Problem: Your task is to extract the lines from the one holding "Transcribe the text in this document." through the end of the material. Set them down exactly and add nothing.

Working data:
* * * * * * * * *
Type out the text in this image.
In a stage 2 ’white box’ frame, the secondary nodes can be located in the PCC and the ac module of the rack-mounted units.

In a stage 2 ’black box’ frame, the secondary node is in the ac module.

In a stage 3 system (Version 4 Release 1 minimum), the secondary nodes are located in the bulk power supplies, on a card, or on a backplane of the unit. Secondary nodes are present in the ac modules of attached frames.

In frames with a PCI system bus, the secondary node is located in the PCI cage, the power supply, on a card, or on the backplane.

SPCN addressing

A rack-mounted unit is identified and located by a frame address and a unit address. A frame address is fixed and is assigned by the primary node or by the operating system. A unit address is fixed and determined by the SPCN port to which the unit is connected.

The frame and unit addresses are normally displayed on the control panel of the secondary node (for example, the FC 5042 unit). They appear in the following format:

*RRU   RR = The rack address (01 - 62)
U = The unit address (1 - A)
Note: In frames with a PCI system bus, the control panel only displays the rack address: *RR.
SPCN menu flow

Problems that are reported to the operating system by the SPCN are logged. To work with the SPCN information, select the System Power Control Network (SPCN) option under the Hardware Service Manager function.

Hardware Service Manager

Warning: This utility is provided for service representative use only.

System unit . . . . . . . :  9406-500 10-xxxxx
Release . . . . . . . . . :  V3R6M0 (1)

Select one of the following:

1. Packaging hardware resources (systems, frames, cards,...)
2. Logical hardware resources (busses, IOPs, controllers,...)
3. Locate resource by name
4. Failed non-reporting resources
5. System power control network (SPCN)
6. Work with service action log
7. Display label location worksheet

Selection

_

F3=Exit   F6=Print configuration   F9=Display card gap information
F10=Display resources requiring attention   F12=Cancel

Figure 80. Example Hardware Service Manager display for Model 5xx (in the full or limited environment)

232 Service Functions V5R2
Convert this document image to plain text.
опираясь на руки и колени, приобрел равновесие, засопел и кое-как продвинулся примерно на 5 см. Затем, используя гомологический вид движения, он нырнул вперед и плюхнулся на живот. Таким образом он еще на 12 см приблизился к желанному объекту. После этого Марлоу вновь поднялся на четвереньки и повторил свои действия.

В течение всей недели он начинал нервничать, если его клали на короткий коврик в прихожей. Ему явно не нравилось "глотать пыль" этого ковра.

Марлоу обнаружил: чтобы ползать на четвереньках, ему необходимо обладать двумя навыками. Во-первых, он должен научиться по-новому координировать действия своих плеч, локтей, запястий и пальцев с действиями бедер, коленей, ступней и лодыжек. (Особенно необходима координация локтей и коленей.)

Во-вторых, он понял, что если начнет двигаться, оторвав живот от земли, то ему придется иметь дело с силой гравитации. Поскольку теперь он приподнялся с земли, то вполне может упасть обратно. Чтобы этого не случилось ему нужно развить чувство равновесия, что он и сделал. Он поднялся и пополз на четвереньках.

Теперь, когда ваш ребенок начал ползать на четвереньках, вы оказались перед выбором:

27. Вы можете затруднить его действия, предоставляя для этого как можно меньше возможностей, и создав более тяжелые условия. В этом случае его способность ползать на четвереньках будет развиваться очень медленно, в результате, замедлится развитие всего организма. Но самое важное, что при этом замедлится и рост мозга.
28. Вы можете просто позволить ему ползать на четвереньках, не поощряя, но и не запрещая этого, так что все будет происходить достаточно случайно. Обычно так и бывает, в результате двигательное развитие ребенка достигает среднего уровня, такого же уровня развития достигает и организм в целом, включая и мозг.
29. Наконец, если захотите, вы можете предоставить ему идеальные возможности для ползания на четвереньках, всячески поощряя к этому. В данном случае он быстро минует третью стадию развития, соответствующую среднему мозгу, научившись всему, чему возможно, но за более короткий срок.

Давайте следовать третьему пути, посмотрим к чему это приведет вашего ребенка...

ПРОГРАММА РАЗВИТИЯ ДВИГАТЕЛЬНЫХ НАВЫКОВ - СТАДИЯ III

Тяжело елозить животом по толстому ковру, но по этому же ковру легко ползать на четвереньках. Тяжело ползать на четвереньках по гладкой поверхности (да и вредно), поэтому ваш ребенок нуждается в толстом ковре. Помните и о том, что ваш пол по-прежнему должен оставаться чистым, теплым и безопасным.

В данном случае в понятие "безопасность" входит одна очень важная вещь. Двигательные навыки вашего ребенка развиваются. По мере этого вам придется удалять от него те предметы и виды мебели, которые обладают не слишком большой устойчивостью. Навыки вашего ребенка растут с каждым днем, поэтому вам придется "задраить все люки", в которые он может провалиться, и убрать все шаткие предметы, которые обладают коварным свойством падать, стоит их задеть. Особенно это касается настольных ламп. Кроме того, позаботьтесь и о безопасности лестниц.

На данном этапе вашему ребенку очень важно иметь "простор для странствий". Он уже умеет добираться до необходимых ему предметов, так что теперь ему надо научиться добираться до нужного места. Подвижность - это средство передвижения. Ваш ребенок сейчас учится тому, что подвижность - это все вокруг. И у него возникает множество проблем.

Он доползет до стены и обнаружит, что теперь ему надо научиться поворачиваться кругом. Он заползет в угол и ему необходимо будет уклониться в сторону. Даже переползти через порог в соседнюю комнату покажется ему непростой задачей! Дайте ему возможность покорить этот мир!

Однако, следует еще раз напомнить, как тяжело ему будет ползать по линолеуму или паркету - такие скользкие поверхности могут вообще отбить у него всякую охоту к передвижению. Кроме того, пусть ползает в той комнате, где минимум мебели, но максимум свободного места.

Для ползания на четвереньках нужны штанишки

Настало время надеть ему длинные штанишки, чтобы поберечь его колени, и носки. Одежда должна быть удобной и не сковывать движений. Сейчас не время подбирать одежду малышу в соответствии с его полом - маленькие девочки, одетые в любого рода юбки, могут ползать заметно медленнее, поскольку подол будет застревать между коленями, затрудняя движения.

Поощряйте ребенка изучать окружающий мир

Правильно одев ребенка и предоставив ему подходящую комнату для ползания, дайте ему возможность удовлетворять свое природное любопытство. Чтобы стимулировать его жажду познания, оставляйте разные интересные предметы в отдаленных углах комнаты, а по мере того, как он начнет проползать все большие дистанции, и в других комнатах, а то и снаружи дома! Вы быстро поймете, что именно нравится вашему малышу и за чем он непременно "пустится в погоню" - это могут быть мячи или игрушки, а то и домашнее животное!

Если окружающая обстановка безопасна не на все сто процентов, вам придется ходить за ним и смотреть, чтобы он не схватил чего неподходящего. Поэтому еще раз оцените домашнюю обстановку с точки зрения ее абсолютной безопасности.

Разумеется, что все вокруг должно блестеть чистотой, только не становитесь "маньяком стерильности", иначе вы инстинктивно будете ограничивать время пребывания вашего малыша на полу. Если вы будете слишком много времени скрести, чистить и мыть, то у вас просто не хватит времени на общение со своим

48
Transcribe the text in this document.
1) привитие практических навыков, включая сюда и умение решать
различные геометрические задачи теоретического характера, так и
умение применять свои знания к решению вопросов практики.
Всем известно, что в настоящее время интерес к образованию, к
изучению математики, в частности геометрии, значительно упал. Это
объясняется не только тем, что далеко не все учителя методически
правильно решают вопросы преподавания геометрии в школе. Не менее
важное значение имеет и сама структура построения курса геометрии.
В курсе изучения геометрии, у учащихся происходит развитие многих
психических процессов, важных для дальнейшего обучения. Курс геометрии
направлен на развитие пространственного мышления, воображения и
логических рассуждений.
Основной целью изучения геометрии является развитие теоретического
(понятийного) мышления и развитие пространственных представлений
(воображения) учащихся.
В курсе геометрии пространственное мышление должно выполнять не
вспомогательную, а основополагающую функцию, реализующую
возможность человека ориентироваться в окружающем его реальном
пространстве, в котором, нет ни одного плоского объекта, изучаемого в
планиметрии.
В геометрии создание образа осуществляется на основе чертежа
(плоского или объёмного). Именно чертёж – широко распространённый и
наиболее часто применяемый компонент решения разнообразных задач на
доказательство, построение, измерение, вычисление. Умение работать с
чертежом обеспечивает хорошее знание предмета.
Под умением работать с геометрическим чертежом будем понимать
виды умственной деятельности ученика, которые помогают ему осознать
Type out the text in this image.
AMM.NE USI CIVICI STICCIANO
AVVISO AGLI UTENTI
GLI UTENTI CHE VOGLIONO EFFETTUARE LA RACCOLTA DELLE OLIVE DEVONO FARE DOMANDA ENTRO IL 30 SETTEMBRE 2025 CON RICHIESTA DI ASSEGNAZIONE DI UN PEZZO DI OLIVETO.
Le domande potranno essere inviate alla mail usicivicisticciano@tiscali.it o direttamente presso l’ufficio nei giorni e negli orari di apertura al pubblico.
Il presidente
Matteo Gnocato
* * * * * * * * *
Reply:
Transcribe the text in this document.
1) привитие практических навыков, включая сюда и умение решать
различные геометрические задачи теоретического характера, так и
умение применять свои знания к решению вопросов практики.
Всем известно, что в настоящее время интерес к образованию, к
изучению математики, в частности геометрии, значительно упал. Это
объясняется не только тем, что далеко не все учителя методически
правильно решают вопросы преподавания геометрии в школе. Не менее
важное значение имеет и сама структура построения курса геометрии.
В курсе изучения геометрии, у учащихся происходит развитие многих
психических процессов, важных для дальнейшего обучения. Курс геометрии
направлен на развитие пространственного мышления, воображения и
логических рассуждений.
Основной целью изучения геометрии является развитие теоретического
(понятийного) мышления и развитие пространственных представлений
(воображения) учащихся.
В курсе геометрии пространственное мышление должно выполнять не
вспомогательную, а основополагающую функцию, реализующую
возможность человека ориентироваться в окружающем его реальном
пространстве, в котором, нет ни одного плоского объекта, изучаемого в
планиметрии.
В геометрии создание образа осуществляется на основе чертежа
(плоского или объёмного). Именно чертёж – широко распространённый и
наиболее часто применяемый компонент решения разнообразных задач на
доказательство, построение, измерение, вычисление. Умение работать с
чертежом обеспечивает хорошее знание предмета.
Под умением работать с геометрическим чертежом будем понимать
виды умственной деятельности ученика, которые помогают ему осознать
Type out the text in this image.
AMM.NE USI CIVICI STICCIANO
AVVISO AGLI UTENTI
GLI UTENTI CHE VOGLIONO EFFETTUARE LA RACCOLTA DELLE OLIVE DEVONO FARE DOMANDA ENTRO IL 30 SETTEMBRE 2025 CON RICHIESTA DI ASSEGNAZIONE DI UN PEZZO DI OLIVETO.
Le domande potranno essere inviate alla mail usicivicisticciano@tiscali.it o direttamente presso l’ufficio nei giorni e negli orari di apertura al pubblico.
Il presidente
Matteo Gnocato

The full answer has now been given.